4. Professionalization Of Influencers
Influencers are undoubtedly part of 2017’s ‘New Media’ structure. They’re essentially social media celebs who work on their own personal brands. They’re not necessarily selling anything, but they can build huge followings based on their lifestyles and interests (It’s basically the ultimate dream job). Brands can then get access to their audiences (for the right price, of course) and target followers, hence the apt influencer title.
5. Snap IPO
This will be the biggest social media IPO of the year. It will Not since Twitter and Facebook IPO’s have we had as important benchmark, not least because of the secrecy that surrounds much of Snap’s data.
6. Publishers And Agencies Are Merging
A hybrid of publishing and agency is the latest trend. This is what Augustus is. An always on approach that is fit for purpose. Social networks don’t close, neither do consumers switch off. Brands need communication that is always on, much like the publishing business has been for years. Vayner Media recently bought women’s publisher PureWow showing the start of the trend of agencies creating their own editorial structures. The Wall Street Journal commented on the purchase:
“The move comes as publishers — including the Time Inc., the Washington Post and The Wall Street Journal — invest more resources into their “branded content” businesses, expanding into tasks traditionally performed by agencies, like research or creating ads that appear across the web. PureWow generates the lion’s share of its revenue from branded content and has produced work for marketers like Cover Girl, Olay and Cartier.”

Collected data

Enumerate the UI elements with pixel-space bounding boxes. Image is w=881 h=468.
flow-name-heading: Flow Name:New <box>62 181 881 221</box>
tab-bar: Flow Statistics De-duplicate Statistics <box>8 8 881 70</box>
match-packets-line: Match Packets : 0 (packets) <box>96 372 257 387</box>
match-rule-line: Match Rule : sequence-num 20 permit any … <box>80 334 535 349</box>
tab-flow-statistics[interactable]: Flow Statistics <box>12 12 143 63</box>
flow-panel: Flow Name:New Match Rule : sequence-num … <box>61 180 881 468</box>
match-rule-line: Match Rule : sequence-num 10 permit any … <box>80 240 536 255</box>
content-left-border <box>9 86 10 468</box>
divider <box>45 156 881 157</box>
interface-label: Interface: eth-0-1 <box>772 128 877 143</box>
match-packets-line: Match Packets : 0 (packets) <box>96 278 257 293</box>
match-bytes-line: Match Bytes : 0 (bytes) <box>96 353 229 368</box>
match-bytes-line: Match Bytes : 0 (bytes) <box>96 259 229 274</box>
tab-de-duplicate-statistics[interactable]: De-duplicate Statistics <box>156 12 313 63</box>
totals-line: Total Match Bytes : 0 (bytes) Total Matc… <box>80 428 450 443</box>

* **QUESTIONS TO ANSWER**
a) Answer these questions from the text on social media trends:
(i) What does the text say influencers essentially are?
(ii) Which publisher did Vayner Media recently buy?
(iii) Which marketers has PureWow produced work for?
b) Retype the passage of the text on social media trends from "5. Snap IPO" to "of Snap’s data.", with no changes.

* **SOLVED PROBLEMS**
a)
(i) Social media celebs who work on their own personal brands.
(ii) PureWow, a women's publisher.
(iii) Cover Girl, Olay and Cartier.

b)
5. Snap IPO
This will be the biggest social media IPO of the year. It will Not since Twitter and Facebook IPO’s have we had as important benchmark, not least because of the secrecy that surrounds much of Snap’s data.